**Record extracts**
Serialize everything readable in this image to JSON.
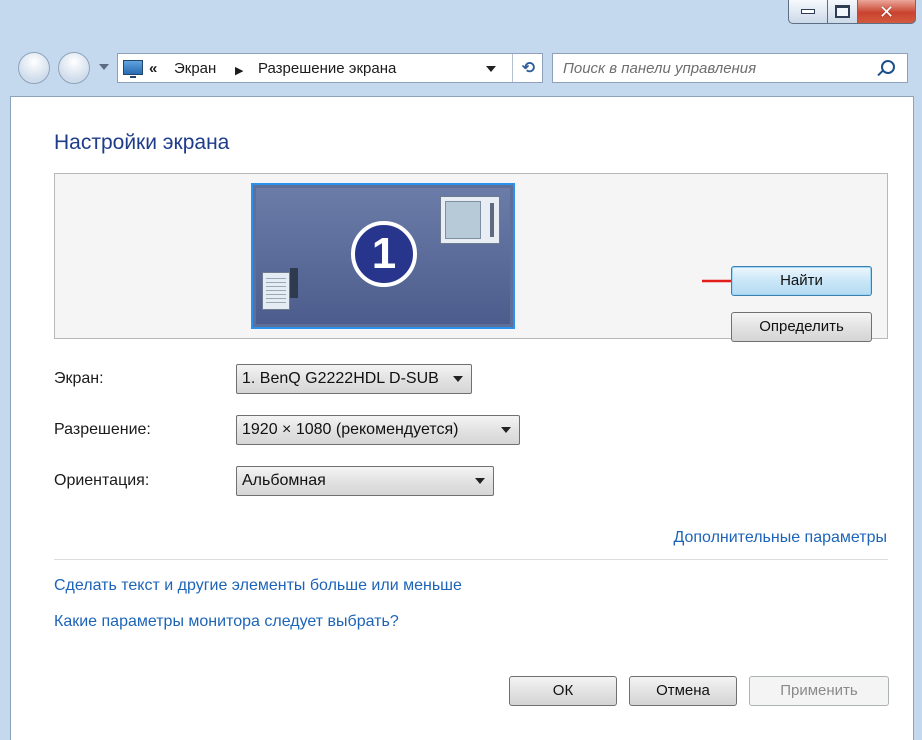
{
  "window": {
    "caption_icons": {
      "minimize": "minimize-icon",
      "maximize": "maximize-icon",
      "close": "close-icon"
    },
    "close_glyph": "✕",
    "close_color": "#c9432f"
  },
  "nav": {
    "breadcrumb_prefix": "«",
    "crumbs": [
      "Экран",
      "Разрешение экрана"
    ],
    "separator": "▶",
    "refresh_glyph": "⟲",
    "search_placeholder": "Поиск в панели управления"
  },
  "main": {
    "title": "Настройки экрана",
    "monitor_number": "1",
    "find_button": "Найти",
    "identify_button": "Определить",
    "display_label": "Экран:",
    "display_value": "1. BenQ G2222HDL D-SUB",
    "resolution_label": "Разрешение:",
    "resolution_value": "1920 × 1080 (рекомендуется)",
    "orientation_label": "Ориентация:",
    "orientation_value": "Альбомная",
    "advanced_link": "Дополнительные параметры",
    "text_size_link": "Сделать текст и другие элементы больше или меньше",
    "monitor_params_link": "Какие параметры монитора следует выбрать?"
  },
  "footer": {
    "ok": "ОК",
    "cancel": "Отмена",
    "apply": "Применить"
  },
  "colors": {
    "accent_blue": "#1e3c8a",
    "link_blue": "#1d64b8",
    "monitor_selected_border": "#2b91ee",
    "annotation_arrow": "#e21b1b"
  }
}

**The request**
Check every line for "Разрешение" and show the ones that have it.

**Task answer**
      "Разрешение экрана"
    "resolution_label": "Разрешение:",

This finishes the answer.